# start of Materials provided

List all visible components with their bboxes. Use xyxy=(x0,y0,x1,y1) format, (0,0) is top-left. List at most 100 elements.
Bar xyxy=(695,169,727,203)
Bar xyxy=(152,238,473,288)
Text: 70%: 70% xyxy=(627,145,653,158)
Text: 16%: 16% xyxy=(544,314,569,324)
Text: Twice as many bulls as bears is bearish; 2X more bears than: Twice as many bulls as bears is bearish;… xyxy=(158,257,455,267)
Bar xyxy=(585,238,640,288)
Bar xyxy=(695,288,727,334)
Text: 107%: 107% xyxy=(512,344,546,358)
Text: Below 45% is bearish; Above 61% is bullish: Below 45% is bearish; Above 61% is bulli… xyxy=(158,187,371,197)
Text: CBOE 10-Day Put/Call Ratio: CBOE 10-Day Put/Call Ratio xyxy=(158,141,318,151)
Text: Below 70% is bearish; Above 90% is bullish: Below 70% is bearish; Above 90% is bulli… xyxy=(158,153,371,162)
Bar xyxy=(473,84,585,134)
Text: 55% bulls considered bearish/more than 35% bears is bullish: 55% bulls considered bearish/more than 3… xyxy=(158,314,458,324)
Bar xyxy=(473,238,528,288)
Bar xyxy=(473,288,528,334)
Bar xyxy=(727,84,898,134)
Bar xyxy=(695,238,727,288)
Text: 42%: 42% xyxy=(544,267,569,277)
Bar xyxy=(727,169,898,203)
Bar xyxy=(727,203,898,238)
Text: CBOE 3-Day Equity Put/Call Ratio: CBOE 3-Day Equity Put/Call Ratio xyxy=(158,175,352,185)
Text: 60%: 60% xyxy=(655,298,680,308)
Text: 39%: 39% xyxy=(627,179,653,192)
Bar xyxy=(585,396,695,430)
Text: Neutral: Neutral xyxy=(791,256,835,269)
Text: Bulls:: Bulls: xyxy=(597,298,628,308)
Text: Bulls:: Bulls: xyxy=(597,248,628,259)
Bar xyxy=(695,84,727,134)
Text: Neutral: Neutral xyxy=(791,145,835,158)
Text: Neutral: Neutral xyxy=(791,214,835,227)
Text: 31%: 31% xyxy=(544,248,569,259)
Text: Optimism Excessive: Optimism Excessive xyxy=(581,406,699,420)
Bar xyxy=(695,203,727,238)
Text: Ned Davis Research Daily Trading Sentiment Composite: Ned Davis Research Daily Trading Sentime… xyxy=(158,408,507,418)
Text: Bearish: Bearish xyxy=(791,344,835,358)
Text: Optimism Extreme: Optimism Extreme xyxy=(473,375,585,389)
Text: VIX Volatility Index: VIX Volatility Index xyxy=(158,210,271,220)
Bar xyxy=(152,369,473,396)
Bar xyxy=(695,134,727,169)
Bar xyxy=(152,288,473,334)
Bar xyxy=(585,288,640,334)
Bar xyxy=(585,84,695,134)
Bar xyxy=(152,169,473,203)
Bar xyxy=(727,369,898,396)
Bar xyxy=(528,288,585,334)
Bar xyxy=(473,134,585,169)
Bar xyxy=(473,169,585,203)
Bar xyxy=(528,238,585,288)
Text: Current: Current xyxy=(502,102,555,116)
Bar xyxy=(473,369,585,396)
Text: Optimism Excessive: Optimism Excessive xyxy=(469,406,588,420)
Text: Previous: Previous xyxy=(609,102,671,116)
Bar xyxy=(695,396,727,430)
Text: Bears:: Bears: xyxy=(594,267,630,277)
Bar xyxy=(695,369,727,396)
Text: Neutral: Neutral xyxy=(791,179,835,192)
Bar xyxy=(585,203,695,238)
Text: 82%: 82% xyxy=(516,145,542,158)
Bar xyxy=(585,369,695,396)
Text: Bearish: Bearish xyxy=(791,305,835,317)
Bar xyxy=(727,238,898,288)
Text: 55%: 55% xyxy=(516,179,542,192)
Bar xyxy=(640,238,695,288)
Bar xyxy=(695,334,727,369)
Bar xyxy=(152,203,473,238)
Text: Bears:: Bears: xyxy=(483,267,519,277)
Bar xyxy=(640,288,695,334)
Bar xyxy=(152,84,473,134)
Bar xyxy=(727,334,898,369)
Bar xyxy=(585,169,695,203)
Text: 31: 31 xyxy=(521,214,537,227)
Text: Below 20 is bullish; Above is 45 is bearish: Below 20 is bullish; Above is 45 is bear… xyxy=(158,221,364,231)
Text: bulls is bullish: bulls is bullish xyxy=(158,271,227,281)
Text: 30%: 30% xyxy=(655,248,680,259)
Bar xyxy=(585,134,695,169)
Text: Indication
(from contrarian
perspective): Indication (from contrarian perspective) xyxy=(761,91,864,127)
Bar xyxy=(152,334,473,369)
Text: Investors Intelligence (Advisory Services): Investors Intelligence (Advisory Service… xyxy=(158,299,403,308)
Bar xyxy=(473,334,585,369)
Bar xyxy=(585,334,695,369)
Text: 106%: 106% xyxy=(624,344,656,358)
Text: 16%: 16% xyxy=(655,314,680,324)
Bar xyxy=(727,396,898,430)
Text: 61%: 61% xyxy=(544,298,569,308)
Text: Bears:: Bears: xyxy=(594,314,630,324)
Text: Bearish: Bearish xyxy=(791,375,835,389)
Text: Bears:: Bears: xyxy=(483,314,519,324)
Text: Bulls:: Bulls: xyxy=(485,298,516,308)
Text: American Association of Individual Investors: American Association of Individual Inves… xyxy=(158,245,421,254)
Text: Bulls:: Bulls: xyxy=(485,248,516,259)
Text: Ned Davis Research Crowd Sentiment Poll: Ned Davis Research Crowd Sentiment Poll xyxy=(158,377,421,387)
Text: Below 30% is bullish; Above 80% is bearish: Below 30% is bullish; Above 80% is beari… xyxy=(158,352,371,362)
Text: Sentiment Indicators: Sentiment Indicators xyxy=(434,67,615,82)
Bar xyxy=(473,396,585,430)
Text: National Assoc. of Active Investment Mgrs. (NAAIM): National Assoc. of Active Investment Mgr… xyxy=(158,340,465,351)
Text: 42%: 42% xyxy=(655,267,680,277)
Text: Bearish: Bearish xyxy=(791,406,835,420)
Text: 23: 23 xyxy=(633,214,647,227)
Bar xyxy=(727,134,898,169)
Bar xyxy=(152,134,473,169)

# end of Materials provided

#### What you should do
Reproduce the material above word for word, keeping every line in its original order.

#### Solution to this task
List all visible components with their bboxes. Use xyxy=(x0,y0,x1,y1) format, (0,0) is top-left. List at most 100 elements.
Bar xyxy=(695,169,727,203)
Bar xyxy=(152,238,473,288)
Text: 70%: 70% xyxy=(627,145,653,158)
Text: 16%: 16% xyxy=(544,314,569,324)
Text: Twice as many bulls as bears is bearish; 2X more bears than: Twice as many bulls as bears is bearish;… xyxy=(158,257,455,267)
Bar xyxy=(585,238,640,288)
Bar xyxy=(695,288,727,334)
Text: 107%: 107% xyxy=(512,344,546,358)
Text: Below 45% is bearish; Above 61% is bullish: Below 45% is bearish; Above 61% is bulli… xyxy=(158,187,371,197)
Text: CBOE 10-Day Put/Call Ratio: CBOE 10-Day Put/Call Ratio xyxy=(158,141,318,151)
Text: Below 70% is bearish; Above 90% is bullish: Below 70% is bearish; Above 90% is bulli… xyxy=(158,153,371,162)
Bar xyxy=(473,84,585,134)
Text: 55% bulls considered bearish/more than 35% bears is bullish: 55% bulls considered bearish/more than 3… xyxy=(158,314,458,324)
Bar xyxy=(473,238,528,288)
Bar xyxy=(473,288,528,334)
Bar xyxy=(727,84,898,134)
Bar xyxy=(695,238,727,288)
Text: 42%: 42% xyxy=(544,267,569,277)
Bar xyxy=(727,169,898,203)
Bar xyxy=(727,203,898,238)
Text: CBOE 3-Day Equity Put/Call Ratio: CBOE 3-Day Equity Put/Call Ratio xyxy=(158,175,352,185)
Text: 60%: 60% xyxy=(655,298,680,308)
Text: 39%: 39% xyxy=(627,179,653,192)
Bar xyxy=(585,396,695,430)
Text: Neutral: Neutral xyxy=(791,256,835,269)
Text: Bulls:: Bulls: xyxy=(597,298,628,308)
Text: Bulls:: Bulls: xyxy=(597,248,628,259)
Bar xyxy=(695,84,727,134)
Text: Neutral: Neutral xyxy=(791,145,835,158)
Text: Neutral: Neutral xyxy=(791,214,835,227)
Text: 31%: 31% xyxy=(544,248,569,259)
Text: Optimism Excessive: Optimism Excessive xyxy=(581,406,699,420)
Bar xyxy=(695,203,727,238)
Text: Ned Davis Research Daily Trading Sentiment Composite: Ned Davis Research Daily Trading Sentime… xyxy=(158,408,507,418)
Text: Bearish: Bearish xyxy=(791,344,835,358)
Text: Optimism Extreme: Optimism Extreme xyxy=(473,375,585,389)
Text: VIX Volatility Index: VIX Volatility Index xyxy=(158,210,271,220)
Bar xyxy=(152,369,473,396)
Bar xyxy=(695,134,727,169)
Bar xyxy=(152,288,473,334)
Bar xyxy=(585,288,640,334)
Bar xyxy=(585,84,695,134)
Bar xyxy=(152,169,473,203)
Bar xyxy=(727,369,898,396)
Bar xyxy=(528,288,585,334)
Bar xyxy=(473,134,585,169)
Bar xyxy=(473,169,585,203)
Bar xyxy=(528,238,585,288)
Text: Current: Current xyxy=(502,102,555,116)
Bar xyxy=(473,369,585,396)
Text: Optimism Excessive: Optimism Excessive xyxy=(469,406,588,420)
Text: Previous: Previous xyxy=(609,102,671,116)
Bar xyxy=(695,396,727,430)
Text: Bears:: Bears: xyxy=(594,267,630,277)
Bar xyxy=(695,369,727,396)
Text: Neutral: Neutral xyxy=(791,179,835,192)
Bar xyxy=(585,203,695,238)
Text: 82%: 82% xyxy=(516,145,542,158)
Bar xyxy=(585,369,695,396)
Text: Bearish: Bearish xyxy=(791,305,835,317)
Bar xyxy=(727,238,898,288)
Text: 55%: 55% xyxy=(516,179,542,192)
Bar xyxy=(640,238,695,288)
Bar xyxy=(695,334,727,369)
Bar xyxy=(152,203,473,238)
Text: Bears:: Bears: xyxy=(483,267,519,277)
Bar xyxy=(640,288,695,334)
Bar xyxy=(152,84,473,134)
Bar xyxy=(727,334,898,369)
Bar xyxy=(585,169,695,203)
Text: 31: 31 xyxy=(521,214,537,227)
Text: Below 20 is bullish; Above is 45 is bearish: Below 20 is bullish; Above is 45 is bear… xyxy=(158,221,364,231)
Text: bulls is bullish: bulls is bullish xyxy=(158,271,227,281)
Text: 30%: 30% xyxy=(655,248,680,259)
Bar xyxy=(585,134,695,169)
Text: Indication
(from contrarian
perspective): Indication (from contrarian perspective) xyxy=(761,91,864,127)
Bar xyxy=(152,334,473,369)
Text: Investors Intelligence (Advisory Services): Investors Intelligence (Advisory Service… xyxy=(158,299,403,308)
Bar xyxy=(473,334,585,369)
Bar xyxy=(585,334,695,369)
Text: 106%: 106% xyxy=(624,344,656,358)
Text: 16%: 16% xyxy=(655,314,680,324)
Bar xyxy=(727,396,898,430)
Text: 61%: 61% xyxy=(544,298,569,308)
Text: Bears:: Bears: xyxy=(594,314,630,324)
Text: Bearish: Bearish xyxy=(791,375,835,389)
Text: Bears:: Bears: xyxy=(483,314,519,324)
Text: Bulls:: Bulls: xyxy=(485,298,516,308)
Text: American Association of Individual Investors: American Association of Individual Inves… xyxy=(158,245,421,254)
Text: Bulls:: Bulls: xyxy=(485,248,516,259)
Text: Ned Davis Research Crowd Sentiment Poll: Ned Davis Research Crowd Sentiment Poll xyxy=(158,377,421,387)
Text: Below 30% is bullish; Above 80% is bearish: Below 30% is bullish; Above 80% is beari… xyxy=(158,352,371,362)
Text: Sentiment Indicators: Sentiment Indicators xyxy=(434,67,615,82)
Bar xyxy=(473,396,585,430)
Text: National Assoc. of Active Investment Mgrs. (NAAIM): National Assoc. of Active Investment Mgr… xyxy=(158,340,465,351)
Text: 42%: 42% xyxy=(655,267,680,277)
Text: Bearish: Bearish xyxy=(791,406,835,420)
Text: 23: 23 xyxy=(633,214,647,227)
Bar xyxy=(727,134,898,169)
Bar xyxy=(152,134,473,169)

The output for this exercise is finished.